** START **

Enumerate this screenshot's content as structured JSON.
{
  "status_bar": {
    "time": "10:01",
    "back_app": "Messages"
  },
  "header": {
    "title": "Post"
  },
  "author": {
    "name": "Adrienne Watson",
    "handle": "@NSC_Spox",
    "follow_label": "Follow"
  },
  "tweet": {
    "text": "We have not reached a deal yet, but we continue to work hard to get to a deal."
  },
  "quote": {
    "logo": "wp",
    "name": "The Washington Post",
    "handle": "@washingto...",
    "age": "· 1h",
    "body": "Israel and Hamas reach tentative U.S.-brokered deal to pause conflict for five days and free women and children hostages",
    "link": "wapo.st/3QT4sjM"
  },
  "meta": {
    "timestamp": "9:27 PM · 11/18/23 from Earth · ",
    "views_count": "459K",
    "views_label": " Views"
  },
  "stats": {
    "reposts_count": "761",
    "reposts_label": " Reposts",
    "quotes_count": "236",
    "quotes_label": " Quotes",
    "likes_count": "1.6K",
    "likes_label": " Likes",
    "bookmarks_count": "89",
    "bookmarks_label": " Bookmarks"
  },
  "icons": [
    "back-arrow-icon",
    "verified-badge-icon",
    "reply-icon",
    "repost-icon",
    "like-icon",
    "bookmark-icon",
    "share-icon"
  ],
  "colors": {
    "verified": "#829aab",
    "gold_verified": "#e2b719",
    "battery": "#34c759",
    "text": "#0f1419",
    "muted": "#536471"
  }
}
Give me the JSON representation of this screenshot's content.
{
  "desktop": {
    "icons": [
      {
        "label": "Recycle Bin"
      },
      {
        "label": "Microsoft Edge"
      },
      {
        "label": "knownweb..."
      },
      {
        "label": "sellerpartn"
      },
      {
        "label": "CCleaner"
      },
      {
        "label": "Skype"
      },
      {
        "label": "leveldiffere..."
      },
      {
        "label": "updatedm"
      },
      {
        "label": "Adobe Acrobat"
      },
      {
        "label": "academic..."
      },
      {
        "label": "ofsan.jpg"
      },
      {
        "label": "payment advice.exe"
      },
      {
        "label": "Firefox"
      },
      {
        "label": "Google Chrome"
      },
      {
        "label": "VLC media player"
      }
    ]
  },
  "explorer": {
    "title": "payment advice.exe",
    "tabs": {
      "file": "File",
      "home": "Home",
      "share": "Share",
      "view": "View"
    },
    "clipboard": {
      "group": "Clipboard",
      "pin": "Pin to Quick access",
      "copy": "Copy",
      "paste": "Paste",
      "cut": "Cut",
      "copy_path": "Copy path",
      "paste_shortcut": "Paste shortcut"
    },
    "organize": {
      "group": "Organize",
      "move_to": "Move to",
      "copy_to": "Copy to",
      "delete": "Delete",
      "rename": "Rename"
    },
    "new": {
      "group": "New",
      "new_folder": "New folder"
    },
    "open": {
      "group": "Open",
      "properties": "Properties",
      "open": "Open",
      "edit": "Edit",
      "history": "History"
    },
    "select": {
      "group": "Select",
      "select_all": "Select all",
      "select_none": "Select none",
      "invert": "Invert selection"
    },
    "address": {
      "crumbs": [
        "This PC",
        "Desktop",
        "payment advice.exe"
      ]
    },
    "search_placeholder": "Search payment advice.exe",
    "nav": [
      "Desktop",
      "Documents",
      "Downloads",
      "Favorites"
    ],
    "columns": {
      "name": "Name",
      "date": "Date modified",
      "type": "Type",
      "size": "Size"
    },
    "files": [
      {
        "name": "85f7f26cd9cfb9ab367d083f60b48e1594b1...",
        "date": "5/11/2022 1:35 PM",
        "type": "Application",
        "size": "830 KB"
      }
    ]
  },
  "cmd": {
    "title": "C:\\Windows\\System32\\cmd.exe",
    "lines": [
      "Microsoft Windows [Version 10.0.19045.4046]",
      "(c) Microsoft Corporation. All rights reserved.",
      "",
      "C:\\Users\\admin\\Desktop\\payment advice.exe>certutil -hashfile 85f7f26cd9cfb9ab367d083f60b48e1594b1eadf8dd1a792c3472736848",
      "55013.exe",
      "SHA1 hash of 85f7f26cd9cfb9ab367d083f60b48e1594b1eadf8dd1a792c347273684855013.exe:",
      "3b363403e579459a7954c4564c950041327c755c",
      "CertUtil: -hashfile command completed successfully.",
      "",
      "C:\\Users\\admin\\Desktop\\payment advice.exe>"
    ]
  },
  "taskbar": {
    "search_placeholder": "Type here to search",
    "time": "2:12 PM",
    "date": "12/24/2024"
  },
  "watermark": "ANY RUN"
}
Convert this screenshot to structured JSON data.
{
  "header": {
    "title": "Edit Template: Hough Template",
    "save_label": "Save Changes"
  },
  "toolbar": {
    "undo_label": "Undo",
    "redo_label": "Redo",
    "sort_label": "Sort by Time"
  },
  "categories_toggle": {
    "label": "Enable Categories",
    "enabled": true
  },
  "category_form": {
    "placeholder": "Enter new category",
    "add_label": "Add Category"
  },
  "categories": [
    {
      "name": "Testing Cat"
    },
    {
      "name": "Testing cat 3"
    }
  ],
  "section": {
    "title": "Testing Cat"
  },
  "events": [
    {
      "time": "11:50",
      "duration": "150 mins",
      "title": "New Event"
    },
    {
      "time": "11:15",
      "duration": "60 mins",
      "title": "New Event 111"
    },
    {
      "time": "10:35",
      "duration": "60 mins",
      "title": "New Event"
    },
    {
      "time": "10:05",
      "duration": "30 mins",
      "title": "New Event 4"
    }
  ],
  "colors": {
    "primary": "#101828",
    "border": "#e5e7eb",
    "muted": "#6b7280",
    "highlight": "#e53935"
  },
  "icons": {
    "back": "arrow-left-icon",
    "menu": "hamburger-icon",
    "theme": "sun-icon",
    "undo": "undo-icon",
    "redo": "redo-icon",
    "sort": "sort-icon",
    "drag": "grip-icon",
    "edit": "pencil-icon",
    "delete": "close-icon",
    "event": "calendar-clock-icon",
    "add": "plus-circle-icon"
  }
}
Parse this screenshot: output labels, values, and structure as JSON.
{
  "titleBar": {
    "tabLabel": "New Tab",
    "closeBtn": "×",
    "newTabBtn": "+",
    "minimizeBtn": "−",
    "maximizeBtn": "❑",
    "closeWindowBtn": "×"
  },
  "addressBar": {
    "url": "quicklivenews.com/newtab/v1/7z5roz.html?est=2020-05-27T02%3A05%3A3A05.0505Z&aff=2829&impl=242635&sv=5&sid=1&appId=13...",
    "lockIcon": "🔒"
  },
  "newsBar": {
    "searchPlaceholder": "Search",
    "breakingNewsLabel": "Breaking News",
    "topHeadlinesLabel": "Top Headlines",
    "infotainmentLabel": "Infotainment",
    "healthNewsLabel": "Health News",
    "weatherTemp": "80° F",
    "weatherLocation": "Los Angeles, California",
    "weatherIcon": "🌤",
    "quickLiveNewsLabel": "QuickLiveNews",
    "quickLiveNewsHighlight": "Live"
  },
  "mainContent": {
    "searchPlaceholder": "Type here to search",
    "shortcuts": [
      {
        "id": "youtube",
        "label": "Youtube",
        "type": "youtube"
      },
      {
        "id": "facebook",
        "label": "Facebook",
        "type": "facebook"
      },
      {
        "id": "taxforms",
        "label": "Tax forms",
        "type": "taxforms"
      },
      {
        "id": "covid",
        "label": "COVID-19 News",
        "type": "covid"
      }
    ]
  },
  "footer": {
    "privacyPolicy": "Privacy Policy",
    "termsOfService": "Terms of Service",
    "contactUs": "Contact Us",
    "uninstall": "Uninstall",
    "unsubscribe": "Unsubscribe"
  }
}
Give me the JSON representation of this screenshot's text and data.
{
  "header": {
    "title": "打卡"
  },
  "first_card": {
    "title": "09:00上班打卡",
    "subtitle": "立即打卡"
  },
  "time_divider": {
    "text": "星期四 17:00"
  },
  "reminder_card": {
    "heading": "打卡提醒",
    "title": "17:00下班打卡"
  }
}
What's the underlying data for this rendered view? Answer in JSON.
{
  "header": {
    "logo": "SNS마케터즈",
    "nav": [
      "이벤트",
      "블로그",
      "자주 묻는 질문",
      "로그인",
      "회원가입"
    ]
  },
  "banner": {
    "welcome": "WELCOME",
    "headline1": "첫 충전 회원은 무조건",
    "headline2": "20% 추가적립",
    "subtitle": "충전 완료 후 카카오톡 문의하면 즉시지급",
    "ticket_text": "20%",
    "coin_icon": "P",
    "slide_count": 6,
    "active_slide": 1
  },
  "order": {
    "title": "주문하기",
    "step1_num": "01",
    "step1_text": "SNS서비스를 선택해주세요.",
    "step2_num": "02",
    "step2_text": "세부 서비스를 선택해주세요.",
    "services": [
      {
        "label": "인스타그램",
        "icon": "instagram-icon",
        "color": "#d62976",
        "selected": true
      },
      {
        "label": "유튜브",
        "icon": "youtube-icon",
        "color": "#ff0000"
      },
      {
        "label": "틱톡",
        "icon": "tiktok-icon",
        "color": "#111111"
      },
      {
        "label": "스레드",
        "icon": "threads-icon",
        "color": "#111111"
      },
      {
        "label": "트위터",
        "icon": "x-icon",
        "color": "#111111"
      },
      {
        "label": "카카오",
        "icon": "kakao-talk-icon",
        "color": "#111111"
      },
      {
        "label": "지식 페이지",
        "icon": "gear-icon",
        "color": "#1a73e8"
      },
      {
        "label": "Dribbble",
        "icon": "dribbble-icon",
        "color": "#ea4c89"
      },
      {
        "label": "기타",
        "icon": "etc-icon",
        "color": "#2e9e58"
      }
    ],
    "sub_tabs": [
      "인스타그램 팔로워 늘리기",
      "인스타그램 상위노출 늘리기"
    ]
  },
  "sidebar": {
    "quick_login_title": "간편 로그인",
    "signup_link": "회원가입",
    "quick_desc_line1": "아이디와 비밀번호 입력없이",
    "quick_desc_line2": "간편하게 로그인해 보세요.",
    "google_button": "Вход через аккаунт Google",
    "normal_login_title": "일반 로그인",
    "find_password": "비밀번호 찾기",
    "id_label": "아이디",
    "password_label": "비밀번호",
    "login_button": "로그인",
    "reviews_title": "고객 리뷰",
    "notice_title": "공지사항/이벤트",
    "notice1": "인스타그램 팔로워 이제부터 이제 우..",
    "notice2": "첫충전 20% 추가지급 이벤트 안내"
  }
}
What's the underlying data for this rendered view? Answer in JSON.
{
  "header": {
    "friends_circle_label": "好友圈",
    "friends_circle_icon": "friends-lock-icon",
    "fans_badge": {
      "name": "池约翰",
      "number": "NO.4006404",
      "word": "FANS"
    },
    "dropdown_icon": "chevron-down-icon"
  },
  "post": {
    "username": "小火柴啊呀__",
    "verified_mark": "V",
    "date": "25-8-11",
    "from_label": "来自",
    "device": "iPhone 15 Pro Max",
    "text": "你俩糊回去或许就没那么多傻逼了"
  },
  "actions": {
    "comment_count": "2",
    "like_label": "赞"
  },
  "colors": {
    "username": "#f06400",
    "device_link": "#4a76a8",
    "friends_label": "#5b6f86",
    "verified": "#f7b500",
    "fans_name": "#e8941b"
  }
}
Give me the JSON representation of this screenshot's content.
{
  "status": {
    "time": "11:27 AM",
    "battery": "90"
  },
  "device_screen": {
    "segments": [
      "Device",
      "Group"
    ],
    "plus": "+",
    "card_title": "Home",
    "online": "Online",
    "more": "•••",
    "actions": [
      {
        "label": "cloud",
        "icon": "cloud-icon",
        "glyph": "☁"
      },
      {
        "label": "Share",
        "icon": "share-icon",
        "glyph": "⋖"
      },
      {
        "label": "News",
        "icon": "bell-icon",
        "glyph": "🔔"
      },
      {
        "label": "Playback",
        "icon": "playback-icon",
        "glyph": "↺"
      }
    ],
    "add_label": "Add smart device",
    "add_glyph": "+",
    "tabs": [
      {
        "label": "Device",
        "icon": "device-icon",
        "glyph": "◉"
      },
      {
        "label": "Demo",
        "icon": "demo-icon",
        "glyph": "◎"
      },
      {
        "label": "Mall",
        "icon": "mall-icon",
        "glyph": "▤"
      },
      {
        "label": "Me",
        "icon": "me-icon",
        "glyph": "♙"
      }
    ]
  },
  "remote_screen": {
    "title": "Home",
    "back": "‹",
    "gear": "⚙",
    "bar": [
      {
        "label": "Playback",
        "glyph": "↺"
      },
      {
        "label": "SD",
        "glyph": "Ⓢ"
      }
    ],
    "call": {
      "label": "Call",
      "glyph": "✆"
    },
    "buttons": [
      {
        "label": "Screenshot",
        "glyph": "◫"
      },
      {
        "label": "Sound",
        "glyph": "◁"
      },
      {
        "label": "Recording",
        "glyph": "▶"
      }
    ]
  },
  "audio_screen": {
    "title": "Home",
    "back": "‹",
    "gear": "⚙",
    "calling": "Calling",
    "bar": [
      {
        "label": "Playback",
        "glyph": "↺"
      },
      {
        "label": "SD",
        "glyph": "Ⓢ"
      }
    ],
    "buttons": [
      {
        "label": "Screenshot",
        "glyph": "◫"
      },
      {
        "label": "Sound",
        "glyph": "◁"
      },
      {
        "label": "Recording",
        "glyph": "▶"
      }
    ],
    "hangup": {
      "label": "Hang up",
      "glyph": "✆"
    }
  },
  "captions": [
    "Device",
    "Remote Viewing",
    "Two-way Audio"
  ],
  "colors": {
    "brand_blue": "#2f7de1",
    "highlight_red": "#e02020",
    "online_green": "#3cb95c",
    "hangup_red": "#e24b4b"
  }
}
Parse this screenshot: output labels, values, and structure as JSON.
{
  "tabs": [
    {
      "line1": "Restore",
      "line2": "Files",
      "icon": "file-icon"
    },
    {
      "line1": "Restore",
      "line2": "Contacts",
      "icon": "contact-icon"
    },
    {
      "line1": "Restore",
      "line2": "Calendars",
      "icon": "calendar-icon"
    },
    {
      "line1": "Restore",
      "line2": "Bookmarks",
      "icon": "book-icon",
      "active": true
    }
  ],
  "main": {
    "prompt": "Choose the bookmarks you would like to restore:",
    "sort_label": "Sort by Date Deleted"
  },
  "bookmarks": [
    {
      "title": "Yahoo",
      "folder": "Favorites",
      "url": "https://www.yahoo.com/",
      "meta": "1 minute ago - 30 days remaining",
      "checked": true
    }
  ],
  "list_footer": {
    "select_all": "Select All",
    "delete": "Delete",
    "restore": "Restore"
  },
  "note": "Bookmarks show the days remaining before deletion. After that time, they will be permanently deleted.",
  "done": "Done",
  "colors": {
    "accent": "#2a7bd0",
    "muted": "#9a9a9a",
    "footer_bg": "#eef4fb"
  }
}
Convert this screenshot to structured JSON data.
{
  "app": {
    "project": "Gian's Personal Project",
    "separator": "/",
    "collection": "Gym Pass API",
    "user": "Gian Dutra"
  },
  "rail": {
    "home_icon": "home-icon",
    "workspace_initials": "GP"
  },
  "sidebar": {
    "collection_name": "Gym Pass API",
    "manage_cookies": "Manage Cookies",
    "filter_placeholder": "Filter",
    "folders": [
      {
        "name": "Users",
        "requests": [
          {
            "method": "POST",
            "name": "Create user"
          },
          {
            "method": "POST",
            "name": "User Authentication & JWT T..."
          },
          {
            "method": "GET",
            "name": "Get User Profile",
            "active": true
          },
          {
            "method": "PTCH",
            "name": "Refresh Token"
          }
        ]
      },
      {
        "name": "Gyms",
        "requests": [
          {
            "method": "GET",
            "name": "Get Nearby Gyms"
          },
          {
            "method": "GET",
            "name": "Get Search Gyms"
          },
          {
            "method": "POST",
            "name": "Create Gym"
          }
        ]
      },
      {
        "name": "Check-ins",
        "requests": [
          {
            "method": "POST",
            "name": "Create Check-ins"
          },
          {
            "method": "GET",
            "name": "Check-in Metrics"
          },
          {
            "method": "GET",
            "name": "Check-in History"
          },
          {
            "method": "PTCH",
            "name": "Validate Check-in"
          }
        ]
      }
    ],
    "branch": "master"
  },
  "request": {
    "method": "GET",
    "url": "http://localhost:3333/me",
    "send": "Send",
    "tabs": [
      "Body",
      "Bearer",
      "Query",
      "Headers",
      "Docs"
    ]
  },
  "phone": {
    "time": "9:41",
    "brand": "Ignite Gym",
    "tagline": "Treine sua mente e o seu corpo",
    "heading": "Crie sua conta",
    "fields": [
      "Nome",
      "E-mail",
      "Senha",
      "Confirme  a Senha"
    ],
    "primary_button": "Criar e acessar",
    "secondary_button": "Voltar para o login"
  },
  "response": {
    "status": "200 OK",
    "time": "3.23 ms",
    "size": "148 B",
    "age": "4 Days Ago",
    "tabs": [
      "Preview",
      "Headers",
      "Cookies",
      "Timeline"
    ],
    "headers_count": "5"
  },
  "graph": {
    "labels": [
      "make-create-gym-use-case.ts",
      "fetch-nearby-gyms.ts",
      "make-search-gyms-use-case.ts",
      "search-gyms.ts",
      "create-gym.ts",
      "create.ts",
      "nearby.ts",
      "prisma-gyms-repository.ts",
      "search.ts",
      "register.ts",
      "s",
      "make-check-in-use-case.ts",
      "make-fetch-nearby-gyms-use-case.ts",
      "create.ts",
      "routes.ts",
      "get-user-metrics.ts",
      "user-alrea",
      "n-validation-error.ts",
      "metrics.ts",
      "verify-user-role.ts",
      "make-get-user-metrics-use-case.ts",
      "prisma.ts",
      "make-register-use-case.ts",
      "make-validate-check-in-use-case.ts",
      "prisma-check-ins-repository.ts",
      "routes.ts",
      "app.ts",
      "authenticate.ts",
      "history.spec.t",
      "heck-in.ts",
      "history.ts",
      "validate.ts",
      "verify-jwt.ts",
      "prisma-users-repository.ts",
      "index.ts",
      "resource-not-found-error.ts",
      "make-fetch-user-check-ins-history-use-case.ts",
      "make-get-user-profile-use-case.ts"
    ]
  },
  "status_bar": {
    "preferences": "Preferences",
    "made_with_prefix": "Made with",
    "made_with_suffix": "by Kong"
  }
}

** END **

Given exercise » Show all lines in the entries above where the word "error" appears.

Finished answer »
      "n-validation-error.ts",
      "resource-not-found-error.ts",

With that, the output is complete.